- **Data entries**
+++
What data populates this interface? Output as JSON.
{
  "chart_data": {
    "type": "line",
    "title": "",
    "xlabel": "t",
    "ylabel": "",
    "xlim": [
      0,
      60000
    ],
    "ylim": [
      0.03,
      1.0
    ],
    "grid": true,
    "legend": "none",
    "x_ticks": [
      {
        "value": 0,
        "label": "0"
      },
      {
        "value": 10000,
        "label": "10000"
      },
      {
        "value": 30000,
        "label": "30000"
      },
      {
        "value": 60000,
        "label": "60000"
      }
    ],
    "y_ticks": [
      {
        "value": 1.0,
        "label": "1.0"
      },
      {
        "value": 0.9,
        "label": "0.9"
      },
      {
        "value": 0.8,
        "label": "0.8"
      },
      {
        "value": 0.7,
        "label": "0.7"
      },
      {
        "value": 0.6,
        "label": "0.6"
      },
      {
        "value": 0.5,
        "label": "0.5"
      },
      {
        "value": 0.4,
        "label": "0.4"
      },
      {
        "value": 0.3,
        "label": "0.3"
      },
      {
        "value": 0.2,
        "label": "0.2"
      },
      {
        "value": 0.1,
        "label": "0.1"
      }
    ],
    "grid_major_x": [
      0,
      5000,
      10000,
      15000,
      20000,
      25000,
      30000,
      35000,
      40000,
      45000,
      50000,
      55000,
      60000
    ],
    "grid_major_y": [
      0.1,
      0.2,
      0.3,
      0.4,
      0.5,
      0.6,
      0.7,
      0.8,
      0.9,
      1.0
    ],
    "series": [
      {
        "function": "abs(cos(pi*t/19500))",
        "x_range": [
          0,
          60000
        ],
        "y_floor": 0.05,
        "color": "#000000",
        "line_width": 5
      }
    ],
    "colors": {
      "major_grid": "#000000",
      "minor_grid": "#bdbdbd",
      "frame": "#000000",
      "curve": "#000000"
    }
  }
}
+++
- **Written exercise**
Copy out the whole listing, exactly as written.

- **Output**
What data populates this interface? Output as JSON.
{
  "chart_data": {
    "type": "line",
    "title": "",
    "xlabel": "t",
    "ylabel": "",
    "xlim": [
      0,
      60000
    ],
    "ylim": [
      0.03,
      1.0
    ],
    "grid": true,
    "legend": "none",
    "x_ticks": [
      {
        "value": 0,
        "label": "0"
      },
      {
        "value": 10000,
        "label": "10000"
      },
      {
        "value": 30000,
        "label": "30000"
      },
      {
        "value": 60000,
        "label": "60000"
      }
    ],
    "y_ticks": [
      {
        "value": 1.0,
        "label": "1.0"
      },
      {
        "value": 0.9,
        "label": "0.9"
      },
      {
        "value": 0.8,
        "label": "0.8"
      },
      {
        "value": 0.7,
        "label": "0.7"
      },
      {
        "value": 0.6,
        "label": "0.6"
      },
      {
        "value": 0.5,
        "label": "0.5"
      },
      {
        "value": 0.4,
        "label": "0.4"
      },
      {
        "value": 0.3,
        "label": "0.3"
      },
      {
        "value": 0.2,
        "label": "0.2"
      },
      {
        "value": 0.1,
        "label": "0.1"
      }
    ],
    "grid_major_x": [
      0,
      5000,
      10000,
      15000,
      20000,
      25000,
      30000,
      35000,
      40000,
      45000,
      50000,
      55000,
      60000
    ],
    "grid_major_y": [
      0.1,
      0.2,
      0.3,
      0.4,
      0.5,
      0.6,
      0.7,
      0.8,
      0.9,
      1.0
    ],
    "series": [
      {
        "function": "abs(cos(pi*t/19500))",
        "x_range": [
          0,
          60000
        ],
        "y_floor": 0.05,
        "color": "#000000",
        "line_width": 5
      }
    ],
    "colors": {
      "major_grid": "#000000",
      "minor_grid": "#bdbdbd",
      "frame": "#000000",
      "curve": "#000000"
    }
  }
}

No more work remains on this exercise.